***** PROVIDED INFORMATION

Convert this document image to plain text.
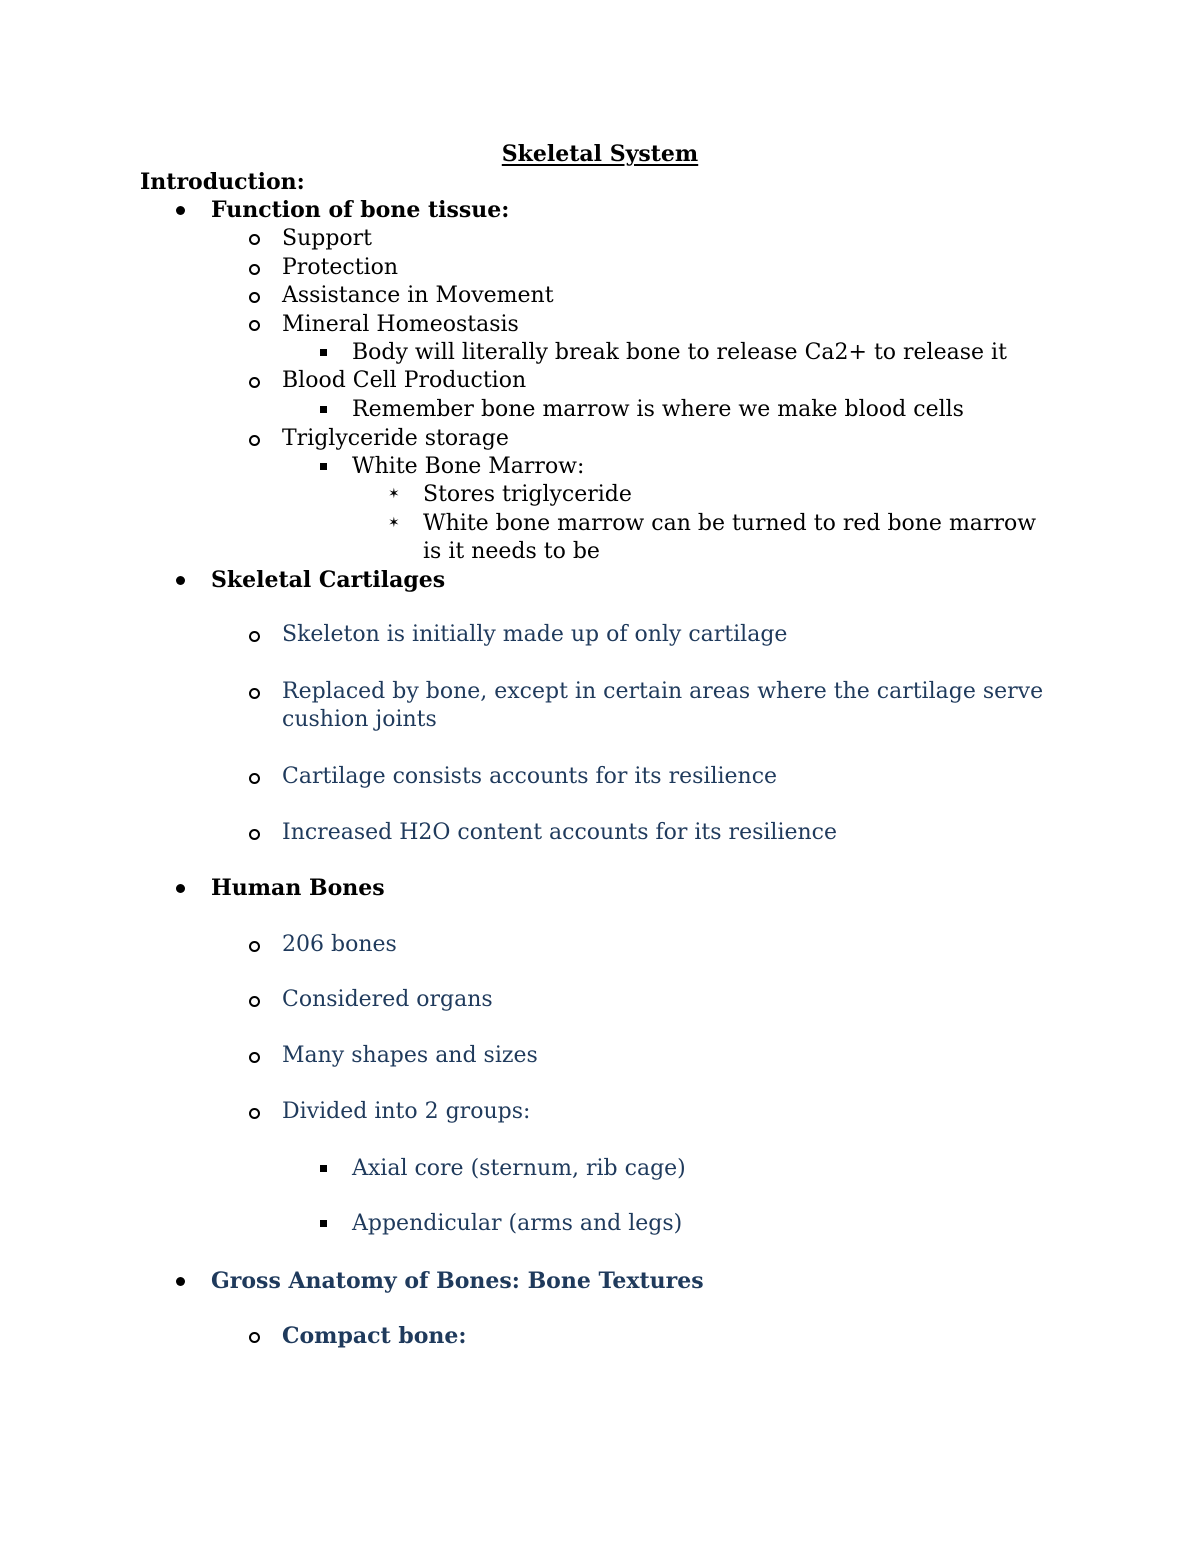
Skeletal System
Introduction:
Function of bone tissue:
Support
Protection
Assistance in Movement
Mineral Homeostasis
Body will literally break bone to release Ca2+ to release it
Blood Cell Production
Remember bone marrow is where we make blood cells
Triglyceride storage
White Bone Marrow:
✶ Stores triglyceride
✶ White bone marrow can be turned to red bone marrow
is it needs to be
Skeletal Cartilages
Skeleton is initially made up of only cartilage
Replaced by bone, except in certain areas where the cartilage serve
cushion joints
Cartilage consists accounts for its resilience
Increased H2O content accounts for its resilience
Human Bones
206 bones
Considered organs
Many shapes and sizes
Divided into 2 groups:
Axial core (sternum, rib cage)
Appendicular (arms and legs)
Gross Anatomy of Bones: Bone Textures
Compact bone:
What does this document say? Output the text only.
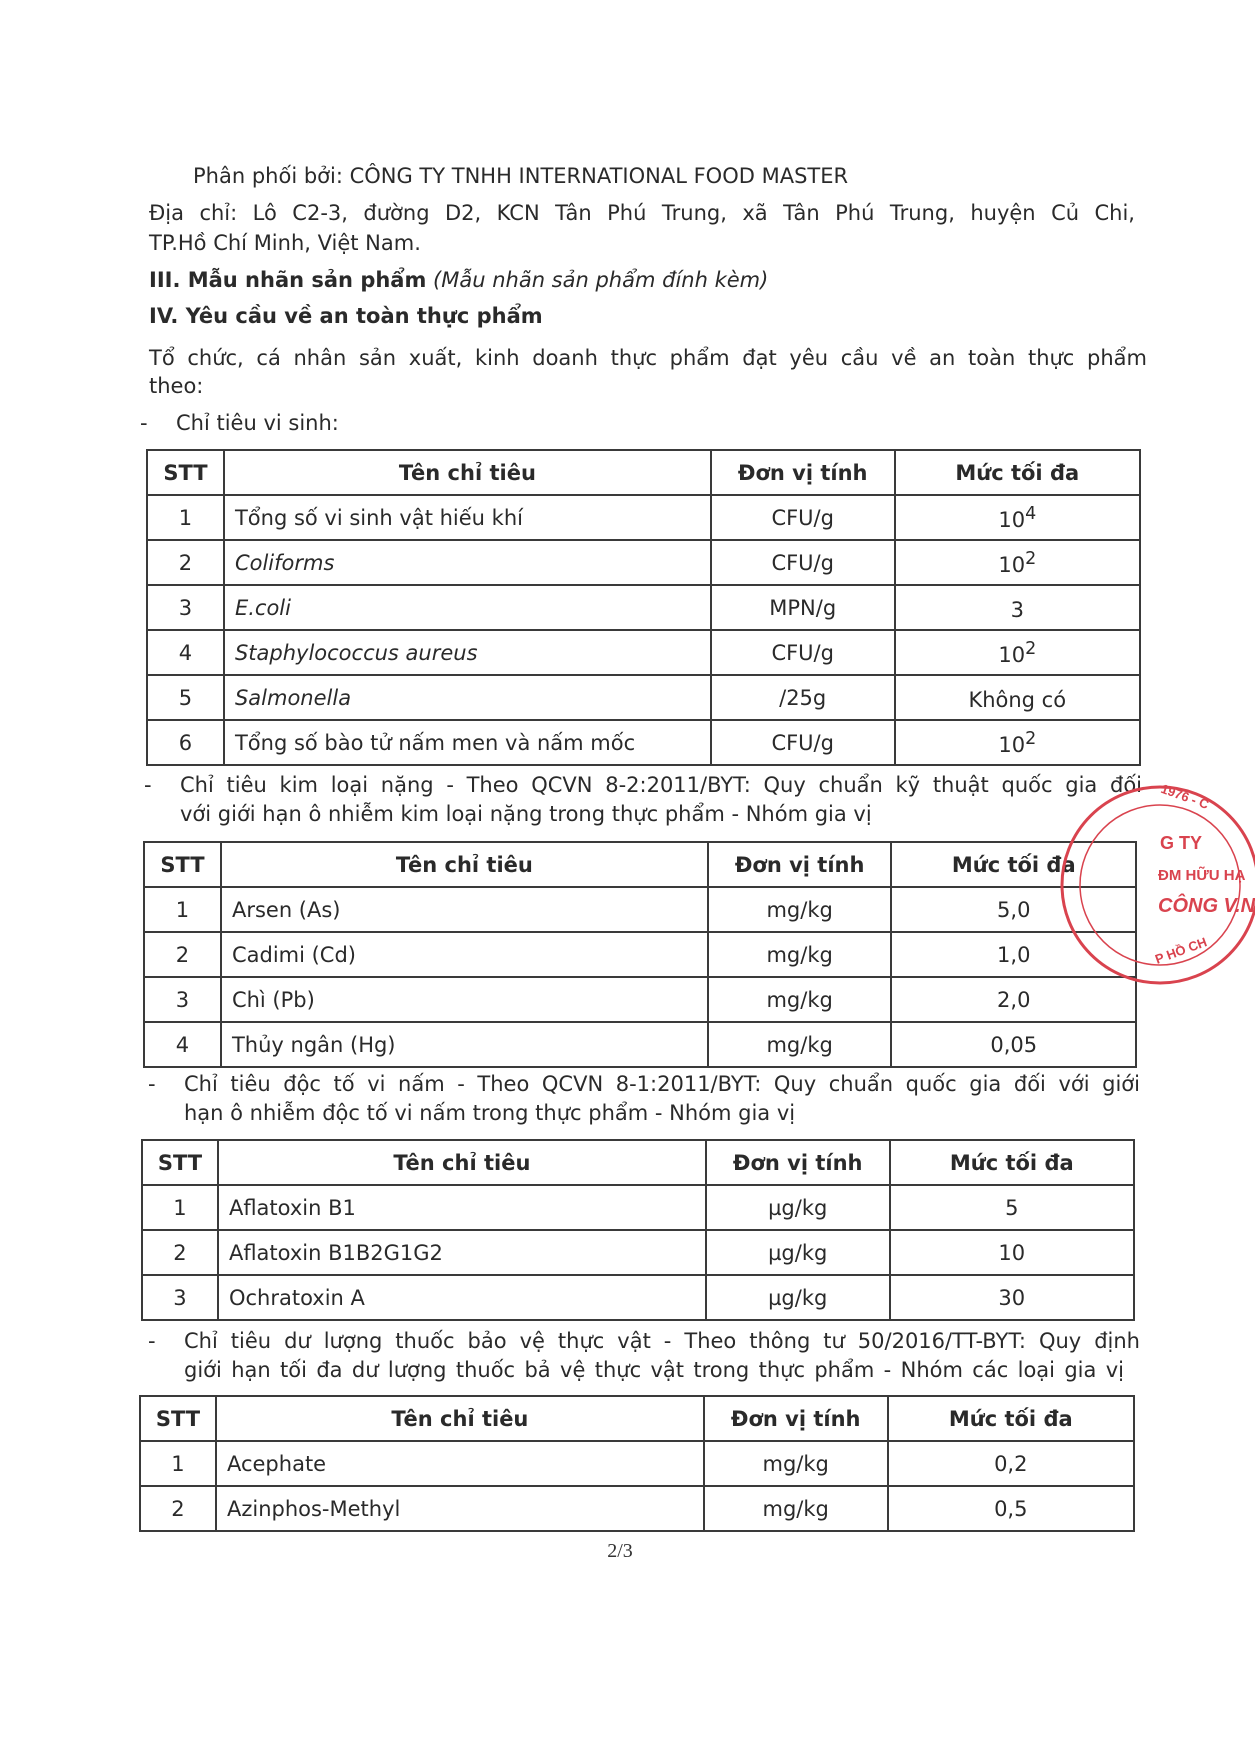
Phân phối bởi: CÔNG TY TNHH INTERNATIONAL FOOD MASTER
Địa chỉ: Lô C2-3, đường D2, KCN Tân Phú Trung, xã Tân Phú Trung, huyện Củ Chi,
TP.Hồ Chí Minh, Việt Nam.
III. Mẫu nhãn sản phẩm (Mẫu nhãn sản phẩm đính kèm)
IV. Yêu cầu về an toàn thực phẩm
Tổ chức, cá nhân sản xuất, kinh doanh thực phẩm đạt yêu cầu về an toàn thực phẩm
theo:
- Chỉ tiêu vi sinh:
STT	Tên chỉ tiêu	Đơn vị tính	Mức tối đa
1	Tổng số vi sinh vật hiếu khí	CFU/g	$10^4$
2	Coliforms	CFU/g	$10^2$
3	E.coli	MPN/g	3
4	Staphylococcus aureus	CFU/g	$10^2$
5	Salmonella	/25g	Không có
6	Tổng số bào tử nấm men và nấm mốc	CFU/g	$10^2$
- Chỉ tiêu kim loại nặng - Theo QCVN 8-2:2011/BYT: Quy chuẩn kỹ thuật quốc gia đối
với giới hạn ô nhiễm kim loại nặng trong thực phẩm - Nhóm gia vị
STT	Tên chỉ tiêu	Đơn vị tính	Mức tối đa
1	Arsen (As)	mg/kg	5,0
2	Cadimi (Cd)	mg/kg	1,0
3	Chì (Pb)	mg/kg	2,0
4	Thủy ngân (Hg)	mg/kg	0,05
- Chỉ tiêu độc tố vi nấm - Theo QCVN 8-1:2011/BYT: Quy chuẩn quốc gia đối với giới
hạn ô nhiễm độc tố vi nấm trong thực phẩm - Nhóm gia vị
STT	Tên chỉ tiêu	Đơn vị tính	Mức tối đa
1	Aflatoxin B1	µg/kg	5
2	Aflatoxin B1B2G1G2	µg/kg	10
3	Ochratoxin A	µg/kg	30
- Chỉ tiêu dư lượng thuốc bảo vệ thực vật - Theo thông tư 50/2016/TT-BYT: Quy định
giới hạn tối đa dư lượng thuốc bả vệ thực vật trong thực phẩm - Nhóm các loại gia vị
STT	Tên chỉ tiêu	Đơn vị tính	Mức tối đa
1	Acephate	mg/kg	0,2
2	Azinphos-Methyl	mg/kg	0,5
2/3
1976 - C
G TY
ĐM HỮU HẠ
CÔNG V.N
P HỒ CH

**********

TASK TO CARRY OUT »
Repeat every record precisely. Any picture among them stays out of the copy.

SOLUTION TO THIS EXERCISE »
Convert this document image to plain text.
Skeletal System
Introduction:
Function of bone tissue:
Support
Protection
Assistance in Movement
Mineral Homeostasis
Body will literally break bone to release Ca2+ to release it
Blood Cell Production
Remember bone marrow is where we make blood cells
Triglyceride storage
White Bone Marrow:
✶ Stores triglyceride
✶ White bone marrow can be turned to red bone marrow
is it needs to be
Skeletal Cartilages
Skeleton is initially made up of only cartilage
Replaced by bone, except in certain areas where the cartilage serve
cushion joints
Cartilage consists accounts for its resilience
Increased H2O content accounts for its resilience
Human Bones
206 bones
Considered organs
Many shapes and sizes
Divided into 2 groups:
Axial core (sternum, rib cage)
Appendicular (arms and legs)
Gross Anatomy of Bones: Bone Textures
Compact bone:
What does this document say? Output the text only.
Phân phối bởi: CÔNG TY TNHH INTERNATIONAL FOOD MASTER
Địa chỉ: Lô C2-3, đường D2, KCN Tân Phú Trung, xã Tân Phú Trung, huyện Củ Chi,
TP.Hồ Chí Minh, Việt Nam.
III. Mẫu nhãn sản phẩm (Mẫu nhãn sản phẩm đính kèm)
IV. Yêu cầu về an toàn thực phẩm
Tổ chức, cá nhân sản xuất, kinh doanh thực phẩm đạt yêu cầu về an toàn thực phẩm
theo:
- Chỉ tiêu vi sinh:
STT	Tên chỉ tiêu	Đơn vị tính	Mức tối đa
1	Tổng số vi sinh vật hiếu khí	CFU/g	$10^4$
2	Coliforms	CFU/g	$10^2$
3	E.coli	MPN/g	3
4	Staphylococcus aureus	CFU/g	$10^2$
5	Salmonella	/25g	Không có
6	Tổng số bào tử nấm men và nấm mốc	CFU/g	$10^2$
- Chỉ tiêu kim loại nặng - Theo QCVN 8-2:2011/BYT: Quy chuẩn kỹ thuật quốc gia đối
với giới hạn ô nhiễm kim loại nặng trong thực phẩm - Nhóm gia vị
STT	Tên chỉ tiêu	Đơn vị tính	Mức tối đa
1	Arsen (As)	mg/kg	5,0
2	Cadimi (Cd)	mg/kg	1,0
3	Chì (Pb)	mg/kg	2,0
4	Thủy ngân (Hg)	mg/kg	0,05
- Chỉ tiêu độc tố vi nấm - Theo QCVN 8-1:2011/BYT: Quy chuẩn quốc gia đối với giới
hạn ô nhiễm độc tố vi nấm trong thực phẩm - Nhóm gia vị
STT	Tên chỉ tiêu	Đơn vị tính	Mức tối đa
1	Aflatoxin B1	µg/kg	5
2	Aflatoxin B1B2G1G2	µg/kg	10
3	Ochratoxin A	µg/kg	30
- Chỉ tiêu dư lượng thuốc bảo vệ thực vật - Theo thông tư 50/2016/TT-BYT: Quy định
giới hạn tối đa dư lượng thuốc bả vệ thực vật trong thực phẩm - Nhóm các loại gia vị
STT	Tên chỉ tiêu	Đơn vị tính	Mức tối đa
1	Acephate	mg/kg	0,2
2	Azinphos-Methyl	mg/kg	0,5
2/3
1976 - C
G TY
ĐM HỮU HẠ
CÔNG V.N
P HỒ CH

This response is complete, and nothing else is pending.